## Your instructions
Check each line of the material. Copy those containing "name".
━━ Provided records
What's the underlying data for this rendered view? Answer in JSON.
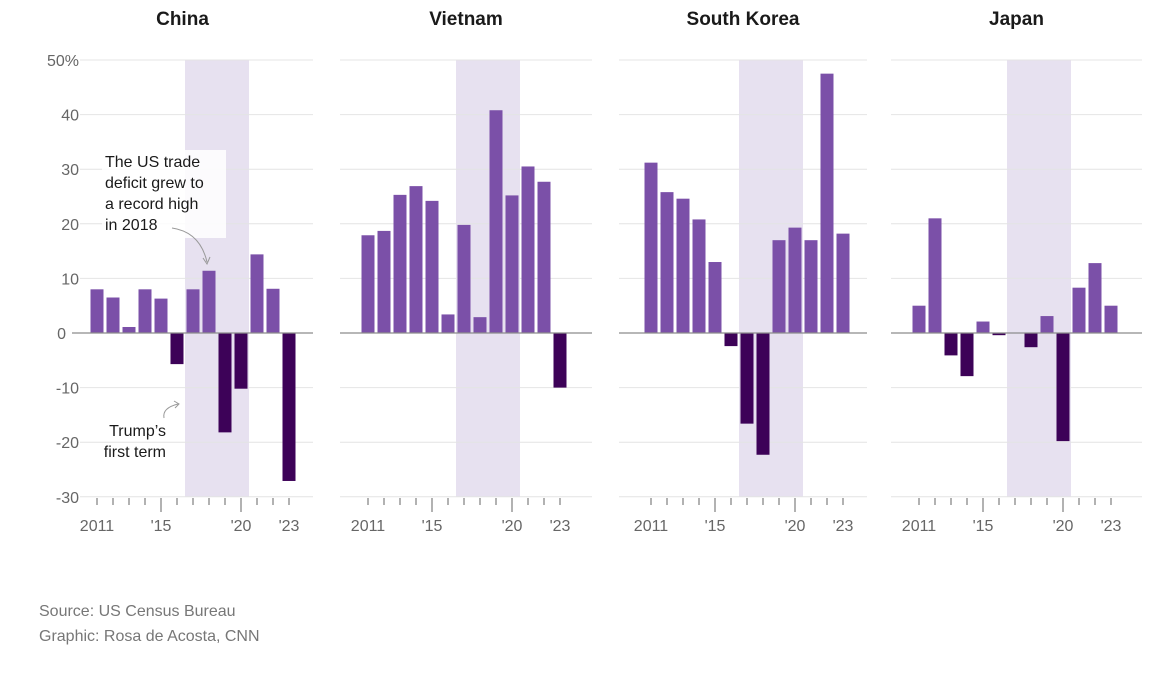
{
  "chart_data": {
    "type": "bar",
    "years": [
      2011,
      2012,
      2013,
      2014,
      2015,
      2016,
      2017,
      2018,
      2019,
      2020,
      2021,
      2022,
      2023
    ],
    "x_tick_labels": {
      "0": "2011",
      "4": "'15",
      "9": "'20",
      "12": "'23"
    },
    "y_ticks": [
      50,
      40,
      30,
      20,
      10,
      0,
      -10,
      -20,
      -30
    ],
    "y_tick_labels": [
      "50%",
      "40",
      "30",
      "20",
      "10",
      "0",
      "-10",
      "-20",
      "-30"
    ],
    "ylim": [
      -30,
      50
    ],
    "grid": true,
    "shaded_period": {
      "from": 2017,
      "to": 2020
    },
    "colors": {
      "positive": "#7b50a8",
      "negative": "#3d0258",
      "shade": "#e7e1f0",
      "grid": "#e4e4e4",
      "zero": "#8c8c8c"
    },
    "panels": [
      {
        "title": "China",
        "values": [
          8.0,
          6.5,
          1.1,
          8.0,
          6.3,
          -5.7,
          8.0,
          11.4,
          -18.2,
          -10.2,
          14.4,
          8.1,
          -27.1
        ]
      },
      {
        "title": "Vietnam",
        "values": [
          17.9,
          18.7,
          25.3,
          26.9,
          24.2,
          3.4,
          19.8,
          2.9,
          40.8,
          25.2,
          30.5,
          27.7,
          -10.0
        ]
      },
      {
        "title": "South Korea",
        "values": [
          31.2,
          25.8,
          24.6,
          20.8,
          13.0,
          -2.4,
          -16.6,
          -22.3,
          17.0,
          19.3,
          17.0,
          47.5,
          18.2
        ]
      },
      {
        "title": "Japan",
        "values": [
          5.0,
          21.0,
          -4.1,
          -7.9,
          2.1,
          -0.4,
          0,
          -2.6,
          3.1,
          -19.8,
          8.3,
          12.8,
          5.0
        ]
      }
    ],
    "annotations": {
      "record": [
        "The US trade",
        "deficit grew to",
        "a record high",
        "in 2018"
      ],
      "trump": [
        "Trump’s",
        "first term"
      ]
    }
  },
  "footer": {
    "source": "Source: US Census Bureau",
    "graphic": "Graphic: Rosa de Acosta, CNN"
  }
}
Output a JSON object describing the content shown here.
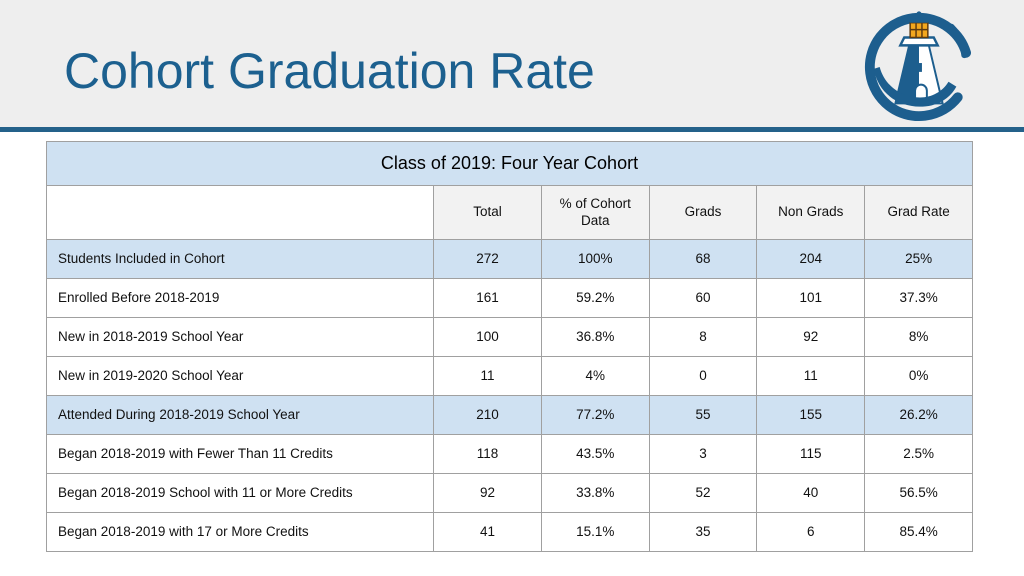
{
  "header": {
    "title": "Cohort Graduation Rate",
    "logo_icon": "lighthouse-logo"
  },
  "table": {
    "title": "Class of 2019: Four Year Cohort",
    "columns": [
      "",
      "Total",
      "% of Cohort Data",
      "Grads",
      "Non Grads",
      "Grad Rate"
    ],
    "rows": [
      {
        "label": "Students Included in Cohort",
        "values": [
          "272",
          "100%",
          "68",
          "204",
          "25%"
        ],
        "highlight": true
      },
      {
        "label": "Enrolled Before 2018-2019",
        "values": [
          "161",
          "59.2%",
          "60",
          "101",
          "37.3%"
        ],
        "highlight": false
      },
      {
        "label": "New in 2018-2019 School Year",
        "values": [
          "100",
          "36.8%",
          "8",
          "92",
          "8%"
        ],
        "highlight": false
      },
      {
        "label": "New in 2019-2020 School Year",
        "values": [
          "11",
          "4%",
          "0",
          "11",
          "0%"
        ],
        "highlight": false
      },
      {
        "label": "Attended During 2018-2019 School Year",
        "values": [
          "210",
          "77.2%",
          "55",
          "155",
          "26.2%"
        ],
        "highlight": true
      },
      {
        "label": "Began 2018-2019 with Fewer Than 11 Credits",
        "values": [
          "118",
          "43.5%",
          "3",
          "115",
          "2.5%"
        ],
        "highlight": false
      },
      {
        "label": "Began 2018-2019 School with 11 or More Credits",
        "values": [
          "92",
          "33.8%",
          "52",
          "40",
          "56.5%"
        ],
        "highlight": false
      },
      {
        "label": "Began 2018-2019 with 17 or More Credits",
        "values": [
          "41",
          "15.1%",
          "35",
          "6",
          "85.4%"
        ],
        "highlight": false
      }
    ]
  },
  "chart_data": {
    "type": "table",
    "title": "Class of 2019: Four Year Cohort",
    "columns": [
      "Total",
      "% of Cohort Data",
      "Grads",
      "Non Grads",
      "Grad Rate"
    ],
    "categories": [
      "Students Included in Cohort",
      "Enrolled Before 2018-2019",
      "New in 2018-2019 School Year",
      "New in 2019-2020 School Year",
      "Attended During 2018-2019 School Year",
      "Began 2018-2019 with Fewer Than 11 Credits",
      "Began 2018-2019 School with 11 or More Credits",
      "Began 2018-2019 with 17 or More Credits"
    ],
    "series": [
      {
        "name": "Total",
        "values": [
          272,
          161,
          100,
          11,
          210,
          118,
          92,
          41
        ]
      },
      {
        "name": "% of Cohort Data",
        "values": [
          "100%",
          "59.2%",
          "36.8%",
          "4%",
          "77.2%",
          "43.5%",
          "33.8%",
          "15.1%"
        ]
      },
      {
        "name": "Grads",
        "values": [
          68,
          60,
          8,
          0,
          55,
          3,
          52,
          35
        ]
      },
      {
        "name": "Non Grads",
        "values": [
          204,
          101,
          92,
          11,
          155,
          115,
          40,
          6
        ]
      },
      {
        "name": "Grad Rate",
        "values": [
          "25%",
          "37.3%",
          "8%",
          "0%",
          "26.2%",
          "2.5%",
          "56.5%",
          "85.4%"
        ]
      }
    ]
  },
  "colors": {
    "title_blue": "#1c608f",
    "divider_blue": "#24618a",
    "highlight_blue": "#cfe1f2",
    "header_cell_gray": "#f2f2f2",
    "band_gray": "#eeeeee",
    "border_gray": "#a0a0a0",
    "logo_blue": "#1d5e8e",
    "lantern_orange": "#f2a71e"
  }
}
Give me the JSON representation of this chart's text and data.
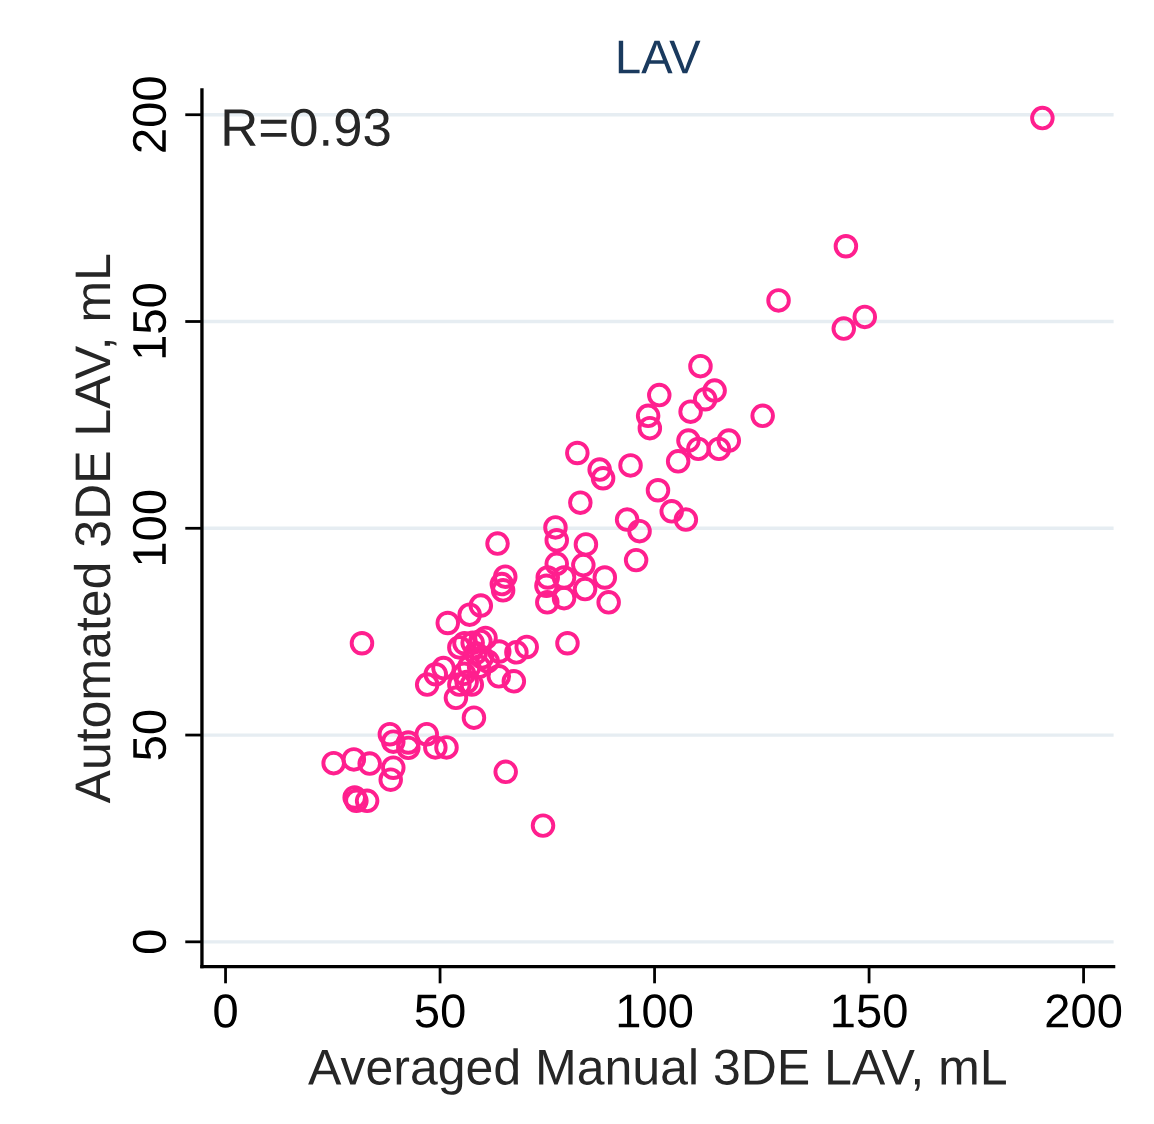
━━━━
## Result
        "name": "Total",
        "name": "% of Cohort Data",
        "name": "Grads",
        "name": "Non Grads",
        "name": "Grad Rate",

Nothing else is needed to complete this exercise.